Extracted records
########
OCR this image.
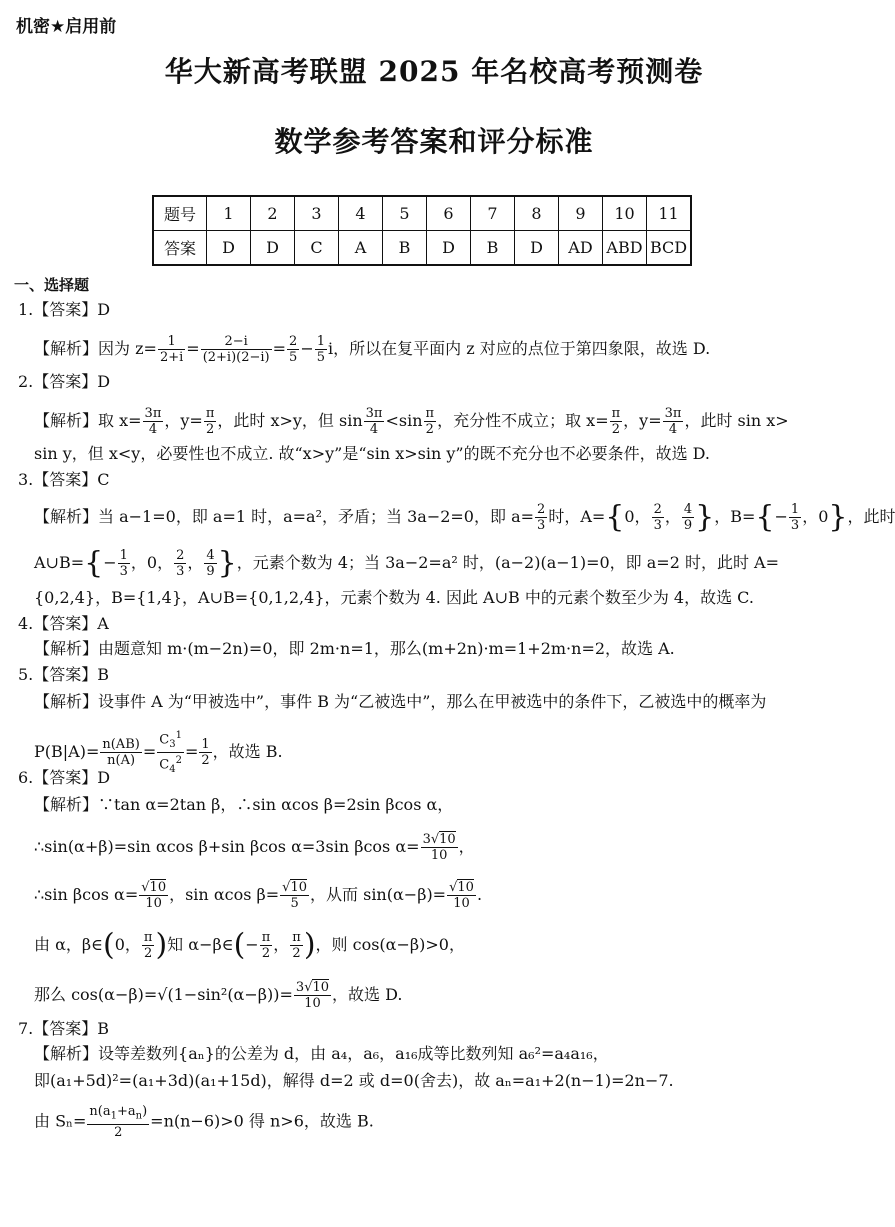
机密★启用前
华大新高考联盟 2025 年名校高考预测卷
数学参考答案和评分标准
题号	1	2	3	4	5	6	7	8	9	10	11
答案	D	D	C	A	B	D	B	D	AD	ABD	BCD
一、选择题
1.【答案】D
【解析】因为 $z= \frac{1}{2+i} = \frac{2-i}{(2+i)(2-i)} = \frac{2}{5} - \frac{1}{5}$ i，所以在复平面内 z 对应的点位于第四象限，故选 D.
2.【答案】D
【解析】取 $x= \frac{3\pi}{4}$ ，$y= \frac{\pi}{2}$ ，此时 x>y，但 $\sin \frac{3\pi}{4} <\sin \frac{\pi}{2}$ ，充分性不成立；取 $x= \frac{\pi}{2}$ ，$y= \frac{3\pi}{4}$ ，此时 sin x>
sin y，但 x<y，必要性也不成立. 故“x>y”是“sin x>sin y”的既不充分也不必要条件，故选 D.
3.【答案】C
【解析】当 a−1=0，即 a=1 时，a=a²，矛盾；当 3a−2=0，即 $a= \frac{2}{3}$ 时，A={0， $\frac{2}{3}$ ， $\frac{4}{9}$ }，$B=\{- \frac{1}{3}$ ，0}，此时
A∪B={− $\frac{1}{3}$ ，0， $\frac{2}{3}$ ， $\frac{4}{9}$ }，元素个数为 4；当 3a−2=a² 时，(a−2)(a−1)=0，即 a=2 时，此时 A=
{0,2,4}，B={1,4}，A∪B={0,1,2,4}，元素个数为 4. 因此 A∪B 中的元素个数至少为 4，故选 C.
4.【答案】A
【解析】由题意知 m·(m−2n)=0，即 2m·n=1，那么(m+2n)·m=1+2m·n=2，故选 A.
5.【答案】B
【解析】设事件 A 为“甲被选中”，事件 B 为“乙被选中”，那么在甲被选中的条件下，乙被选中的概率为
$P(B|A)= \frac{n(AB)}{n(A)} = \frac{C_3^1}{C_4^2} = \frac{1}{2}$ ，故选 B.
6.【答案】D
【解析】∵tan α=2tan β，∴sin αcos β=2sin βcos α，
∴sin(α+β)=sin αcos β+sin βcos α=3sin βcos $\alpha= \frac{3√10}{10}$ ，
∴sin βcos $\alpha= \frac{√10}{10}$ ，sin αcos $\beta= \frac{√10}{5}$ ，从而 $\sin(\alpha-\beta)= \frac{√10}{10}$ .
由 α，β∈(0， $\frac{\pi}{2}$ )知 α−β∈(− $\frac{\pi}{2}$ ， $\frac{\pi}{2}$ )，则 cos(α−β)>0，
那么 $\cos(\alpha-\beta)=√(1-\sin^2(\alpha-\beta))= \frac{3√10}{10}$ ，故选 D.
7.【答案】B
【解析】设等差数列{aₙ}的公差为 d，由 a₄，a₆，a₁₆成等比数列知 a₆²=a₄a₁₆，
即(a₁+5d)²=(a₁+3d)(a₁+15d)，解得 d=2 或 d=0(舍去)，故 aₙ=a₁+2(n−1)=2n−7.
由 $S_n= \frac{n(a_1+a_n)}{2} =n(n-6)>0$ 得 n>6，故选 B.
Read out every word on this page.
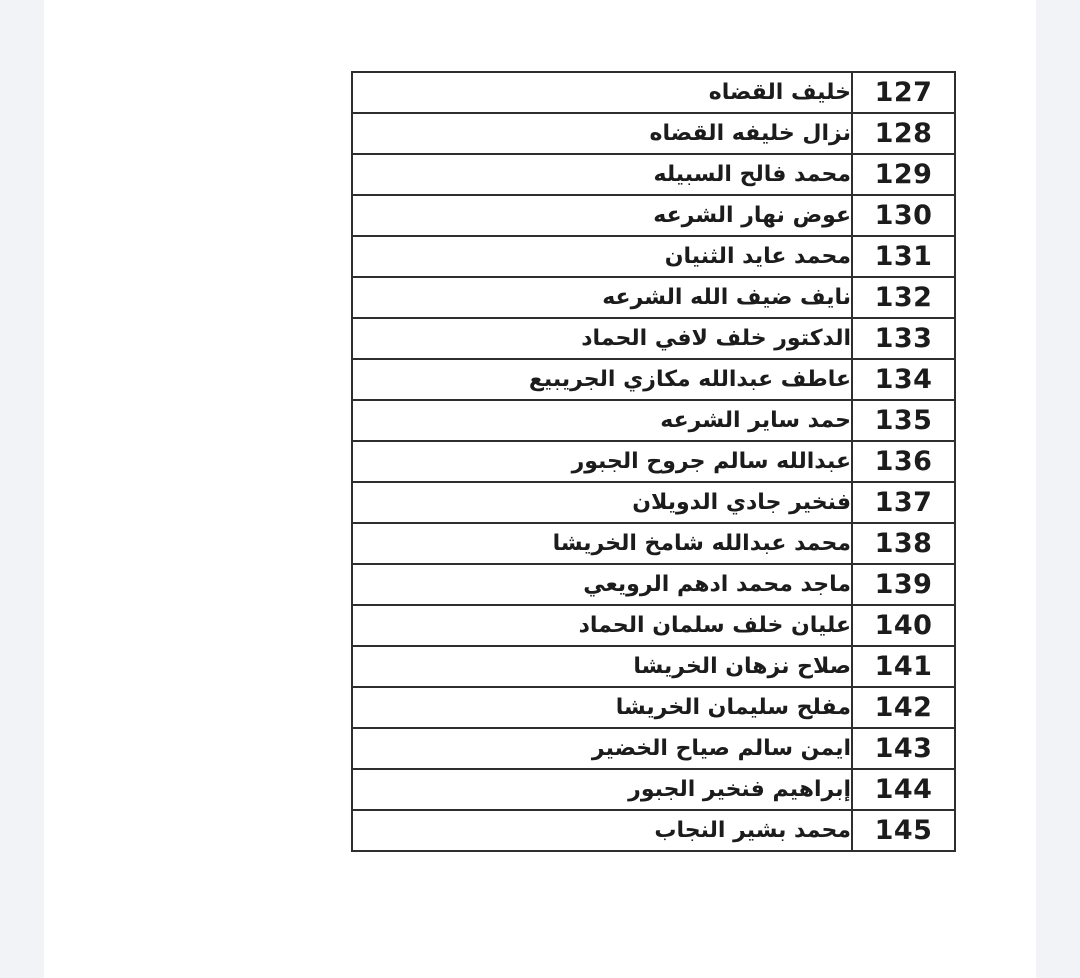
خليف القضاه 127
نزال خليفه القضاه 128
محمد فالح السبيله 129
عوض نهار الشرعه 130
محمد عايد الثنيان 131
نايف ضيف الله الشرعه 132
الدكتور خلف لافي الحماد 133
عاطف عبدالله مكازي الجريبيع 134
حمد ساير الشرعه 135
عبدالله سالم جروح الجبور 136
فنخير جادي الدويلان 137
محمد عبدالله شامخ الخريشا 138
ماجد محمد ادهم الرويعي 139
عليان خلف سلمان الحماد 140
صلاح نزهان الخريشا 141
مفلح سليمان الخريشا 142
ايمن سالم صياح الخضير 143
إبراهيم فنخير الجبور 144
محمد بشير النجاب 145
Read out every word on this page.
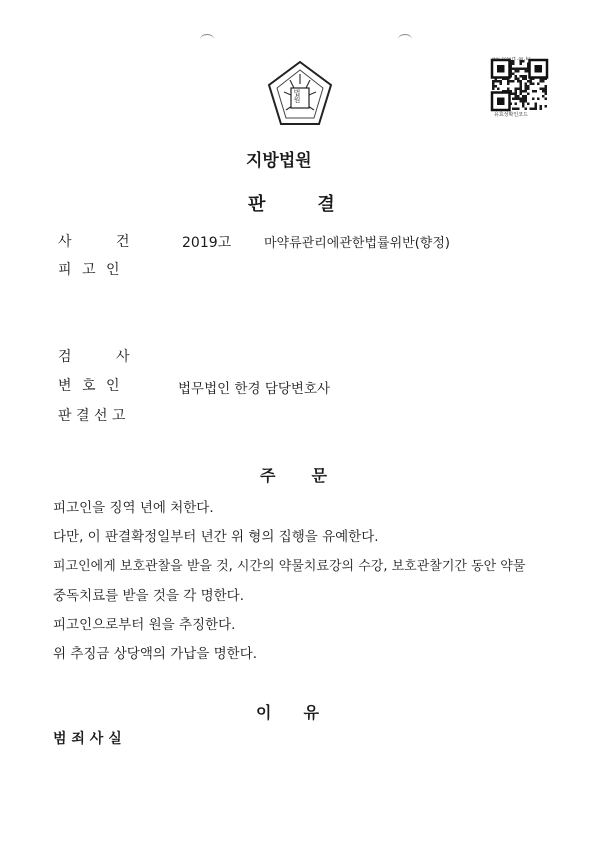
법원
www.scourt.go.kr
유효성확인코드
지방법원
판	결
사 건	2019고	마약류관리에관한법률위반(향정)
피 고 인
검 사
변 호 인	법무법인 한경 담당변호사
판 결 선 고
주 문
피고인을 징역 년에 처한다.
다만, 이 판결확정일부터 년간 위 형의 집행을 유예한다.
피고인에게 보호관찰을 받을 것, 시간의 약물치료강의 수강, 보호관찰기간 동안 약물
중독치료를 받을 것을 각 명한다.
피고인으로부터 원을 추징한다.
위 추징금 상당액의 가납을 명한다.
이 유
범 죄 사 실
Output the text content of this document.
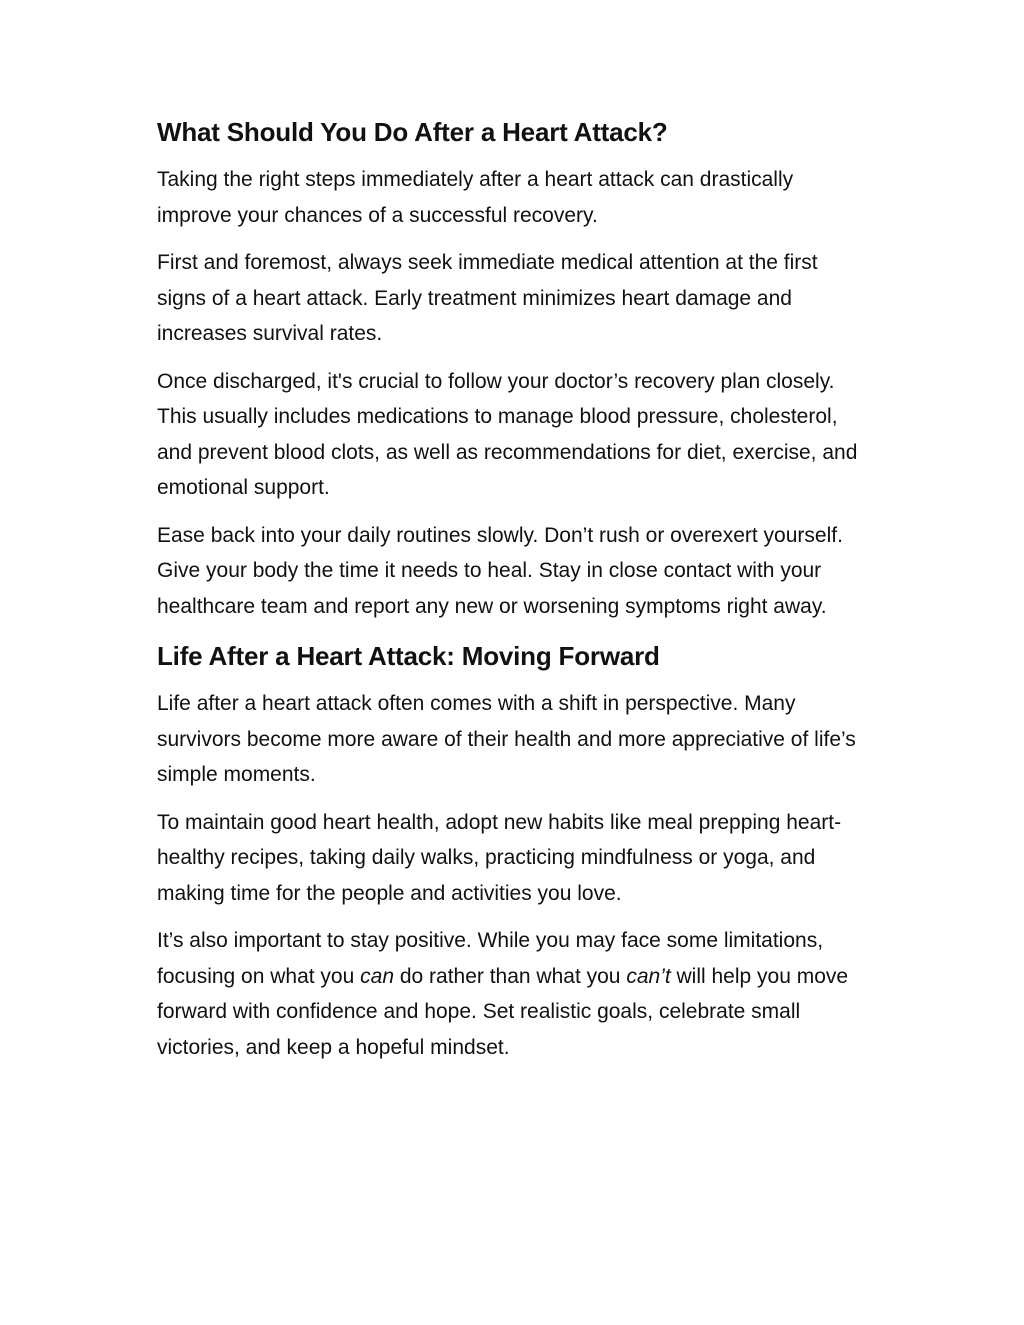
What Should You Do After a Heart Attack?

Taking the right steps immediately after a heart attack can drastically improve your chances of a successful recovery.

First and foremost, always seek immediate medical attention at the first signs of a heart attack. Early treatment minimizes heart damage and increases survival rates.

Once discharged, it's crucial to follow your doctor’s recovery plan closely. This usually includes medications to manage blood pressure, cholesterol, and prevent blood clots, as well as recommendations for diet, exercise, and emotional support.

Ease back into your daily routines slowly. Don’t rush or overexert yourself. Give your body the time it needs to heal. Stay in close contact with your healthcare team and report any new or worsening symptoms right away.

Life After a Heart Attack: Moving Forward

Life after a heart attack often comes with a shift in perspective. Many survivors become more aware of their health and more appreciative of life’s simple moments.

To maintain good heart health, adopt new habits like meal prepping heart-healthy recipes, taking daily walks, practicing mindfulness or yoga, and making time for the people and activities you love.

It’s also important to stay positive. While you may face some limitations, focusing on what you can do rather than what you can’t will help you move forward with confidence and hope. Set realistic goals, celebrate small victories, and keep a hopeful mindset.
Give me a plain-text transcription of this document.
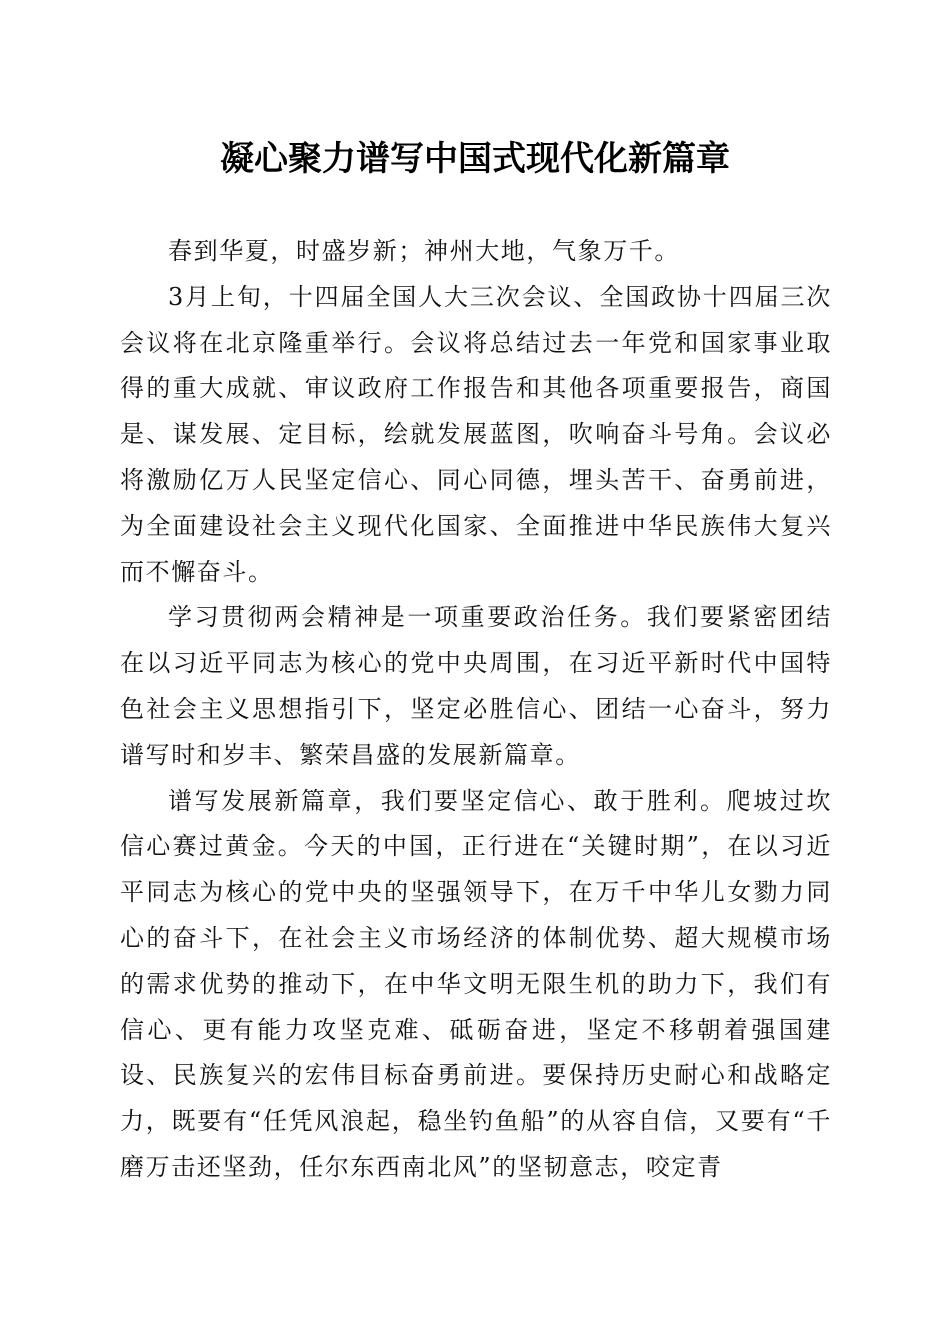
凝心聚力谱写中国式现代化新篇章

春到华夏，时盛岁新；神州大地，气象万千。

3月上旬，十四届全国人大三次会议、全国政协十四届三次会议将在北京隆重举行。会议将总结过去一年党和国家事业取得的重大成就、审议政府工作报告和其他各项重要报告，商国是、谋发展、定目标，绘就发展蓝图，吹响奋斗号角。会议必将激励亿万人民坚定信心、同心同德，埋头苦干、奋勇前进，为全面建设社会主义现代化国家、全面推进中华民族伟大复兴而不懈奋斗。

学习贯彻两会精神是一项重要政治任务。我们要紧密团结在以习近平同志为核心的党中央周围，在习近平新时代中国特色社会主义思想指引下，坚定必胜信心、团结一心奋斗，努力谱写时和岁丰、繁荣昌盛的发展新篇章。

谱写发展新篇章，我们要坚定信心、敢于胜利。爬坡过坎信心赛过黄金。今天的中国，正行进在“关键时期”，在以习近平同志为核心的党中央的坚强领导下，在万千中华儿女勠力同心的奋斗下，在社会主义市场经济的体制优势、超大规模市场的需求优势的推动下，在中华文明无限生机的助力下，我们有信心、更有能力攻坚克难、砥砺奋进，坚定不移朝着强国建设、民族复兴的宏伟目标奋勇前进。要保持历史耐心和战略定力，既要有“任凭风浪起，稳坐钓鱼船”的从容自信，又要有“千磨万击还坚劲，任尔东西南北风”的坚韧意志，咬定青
########
_WHAT NEEDS TO BE DONE_
Of all the lines in the listing above, how many contain the word "فنخير"? Answer with the number alone.

_EXPECTED OUTPUT_
2